Я очутился в Москве в маленькой сырой комнате, хуже быть не может! Мебелью была в ней простая лавка, на ней лежала съеденная молью енотовая шуба поэта Мандельштама, под голову я клал свой мешок с бельем. Сам Мандельштам лежал напротив во флигеле с женой на столе. Вот он козликом, запрокинув гордо назад голову, бежит через двор с деревьями дома Союза Писателей, как-то странно бежит от дерева к дереву, будто приближается ко мне пудель из «Фауста». «Не за шубой ли?» — в страхе думаю я. Слава Богу, за папироской и нет ли у меня листа бумаги. Получив желаемое, попыхивая гордо папиросой, он удаляется опять козликом. Вдруг я получаю огромный паек из Кубу {24} : сразу пуда два баранины. Тепло, ледника нет — что делать? Говорят, надо сразу всю зажарить на примусе, в жареном виде не скоро испортится, и есть, есть. В каком-то военном Союзе показались дешевые самодельные примусы. Покупаю, жарю, и вдруг примус разрывается на части, в комнате море огня, край рукописи (кажется драгоценный) загорается. Я бросаю на рукопись шубу Мандельштама, рукопись спасаю, но шуба сгорает совершенно. Замечательно скоро все произошло: на бревне против моего окна сидели два федоровца, два соловьевца {25} , еще один, называющий себя индусом, и рассуждали о воскрешении отцов. Ни взрыва, ни возни моей они не слыхали и всё спорили, и только уж когда ужасная вонь от сгоревшей вконец шубы Мандельштама дошла до них, они обернулись и спросили: что случилось? Козликом, козликом, от дерева к дереву опять бежит ко мне хозяин шубы. «Что случилось?» — «Шуба сгорела!» — «Дайте еще одну папироску и еще лист бумаги и, пожалуйста, три лимона до завтра, я завтра, наверно, получу, отдам».

> _Задание_:
Продолжите, пожалуйста, отрывок о шубе Мандельштама после его последней фразы. Данные не имеют отношения к отрывку о шубе Мандельштама.

> _Исходные данные_:
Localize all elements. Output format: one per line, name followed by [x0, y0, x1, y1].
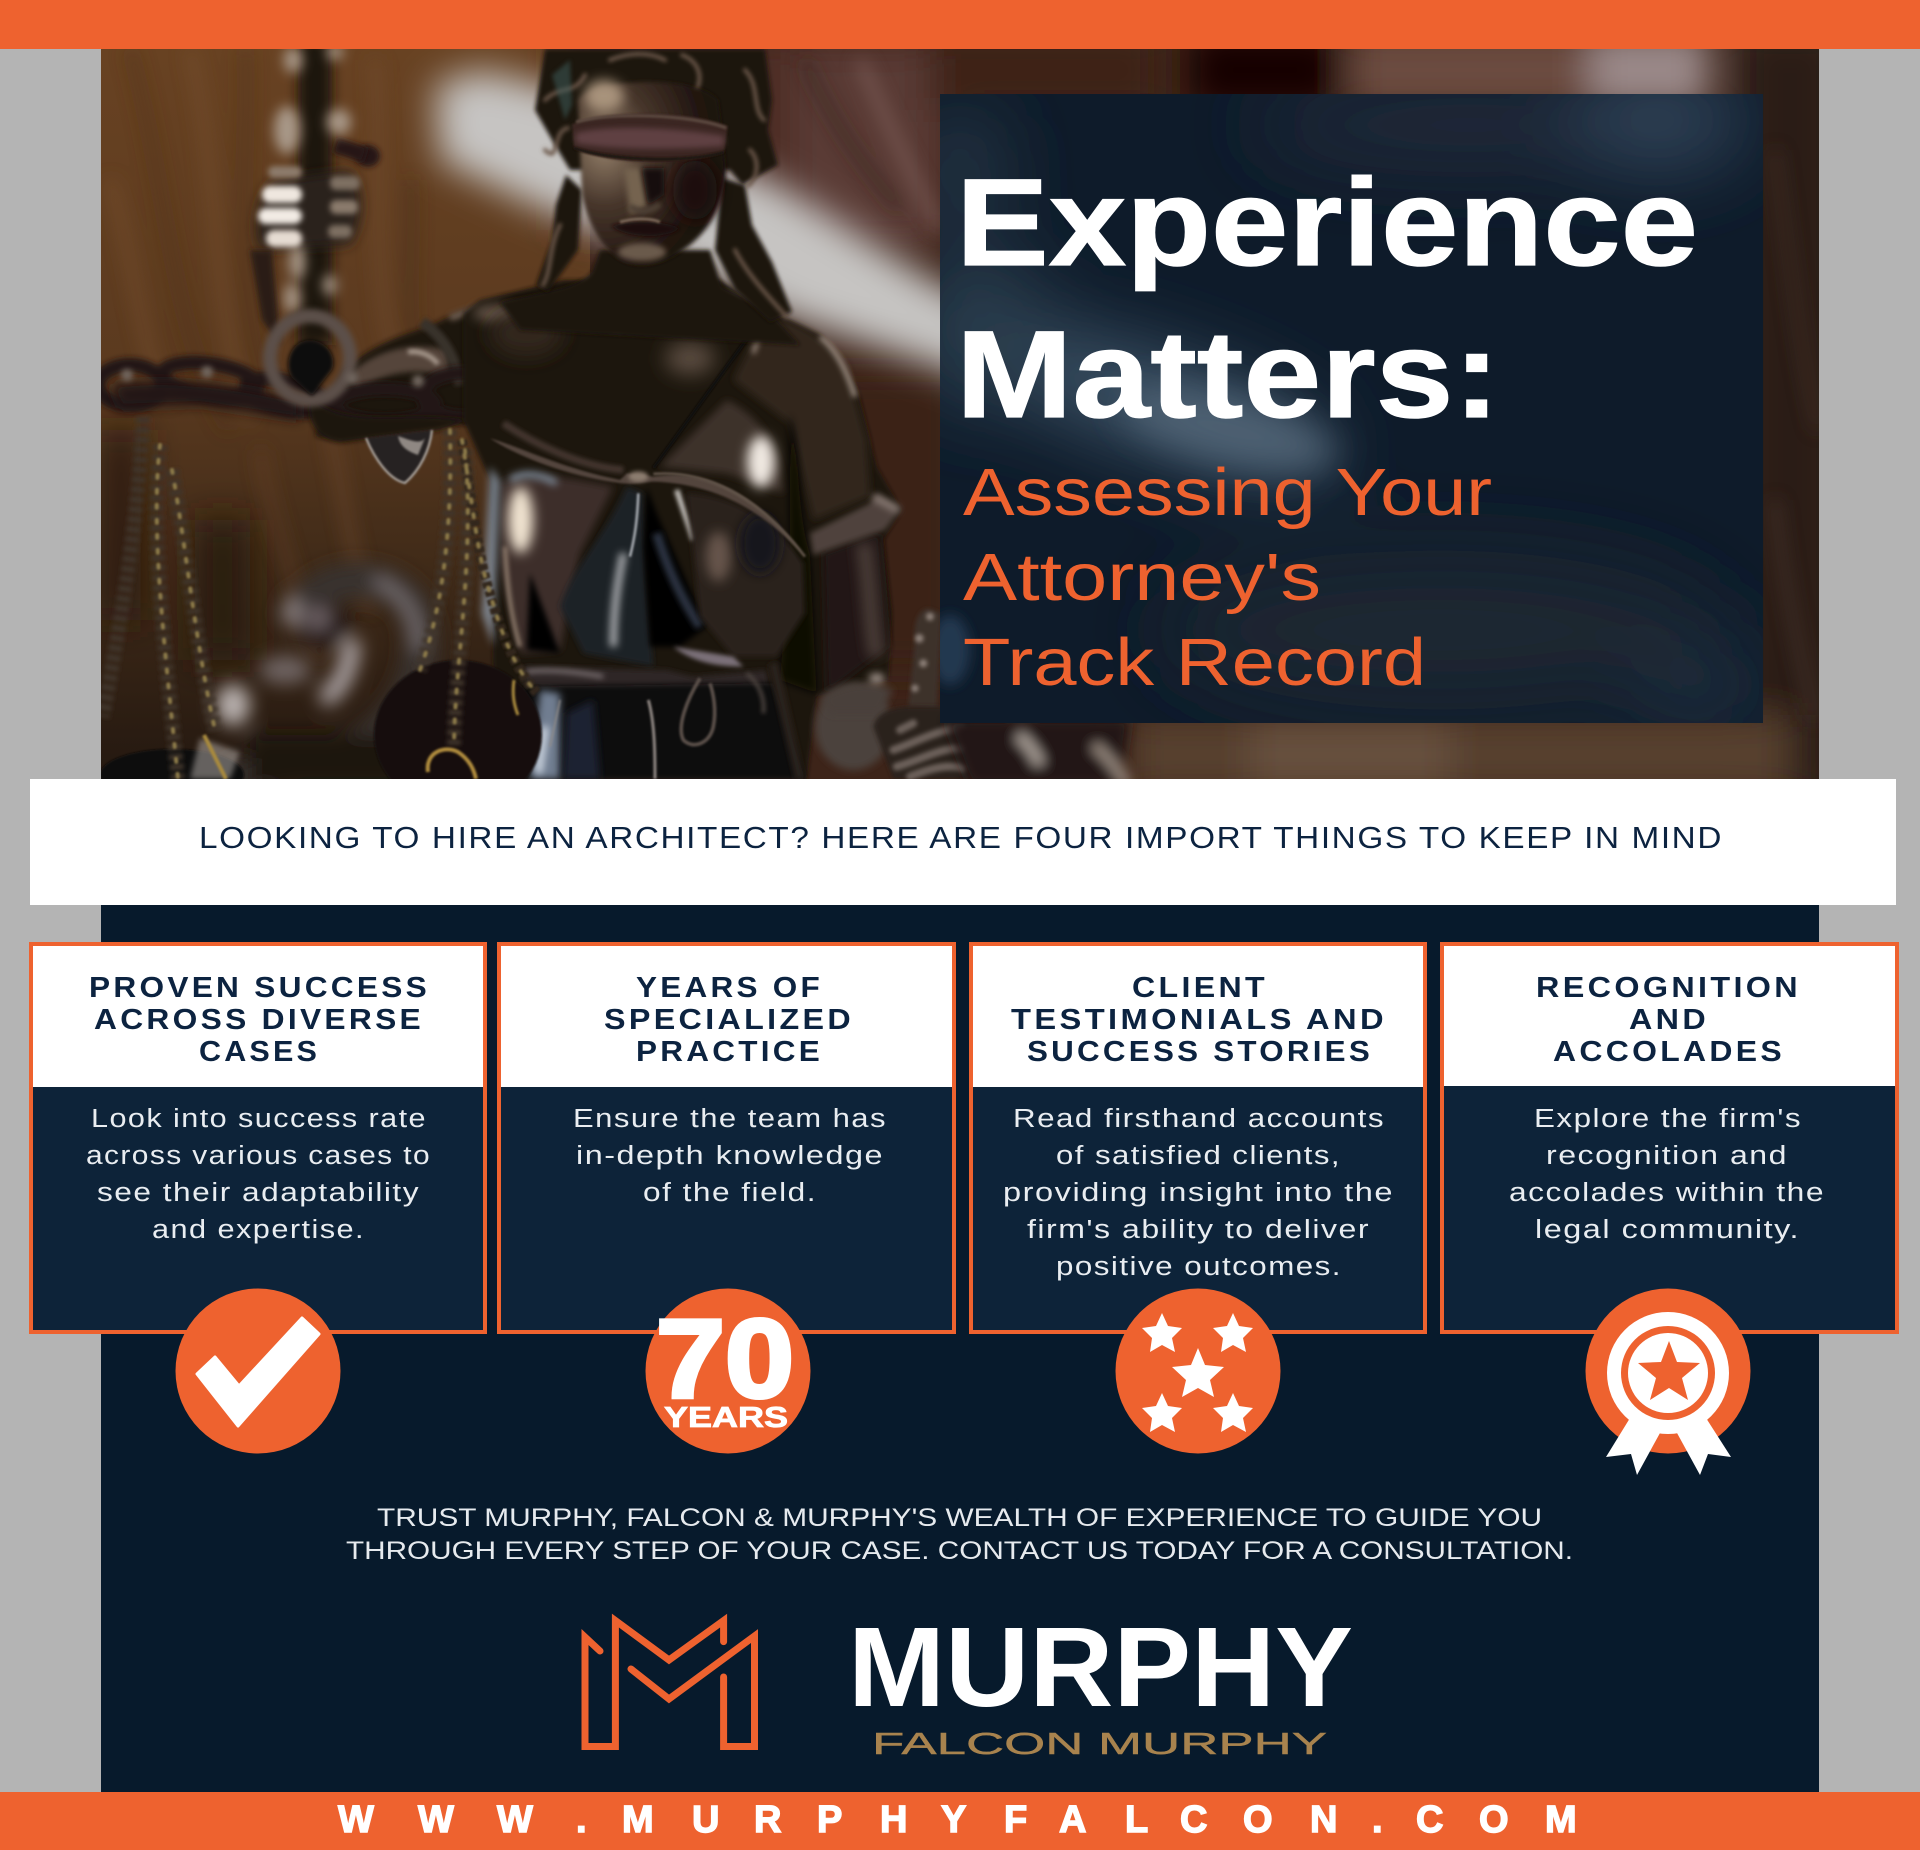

> _Ожидаемый ответ_:
Кроме Шмелева, который, побывав у меня, сказал: «Хотите сохранить здоровье — уезжайте из своей комнаты», все мне говорили: «Держитесь за комнату, в Москве теперь это драгоценность». Я стал держаться. Историк литературы Благой достал мне керосиновую печь, сырость поменела, я стал носиться по Москве, искать своих книг для переиздания. Долго я не мог ничего найти и уже подумывал, что мне [делать], как вдруг самый усердный библиофил и замечательно усердный человек Синебрюхов из «Колоса» прислал мне связку моих сочинений {26} . Великое он дело сделал: я знаю одного беллетриста, И. Н. Киселева, который, осев в учителях, до сих пор не может восстановить себя как писателя.
Лекция: недавно я шел лесом, дятел-плотник, кошка: дятел без человека, кошка от человека — мир, прирученный человеком, очеловеченный, даже дикие кошки меняют отношение: иногда к ним уходят домашние. Изба — фокус приручки. Изучение жизни человека в данном месте: краеведение. Приложение этой идеи: можно и необразованному, всякому заниматься, находить просто полезное в данном краю человеку.
2 Апреля. Все продолжается в природе состояние «рабьей мести», хожу в валенках и шубе.
«Козел отпущения» — виновник, как это чувство безысходности личной воплощалось в образе большевика: никто из этих страдальцев не мог допустить, что Ленин как личность не судим, что личности, рождающейся в страданиях, в нем вовсе нет, и он есть просто часть какой-то огромной территории, может быть центральная, обозначенная словом Ленин.
4 Апреля. Завтра, в Четверг, еду в деревню на Пасху.
8 Апреля. Пасха.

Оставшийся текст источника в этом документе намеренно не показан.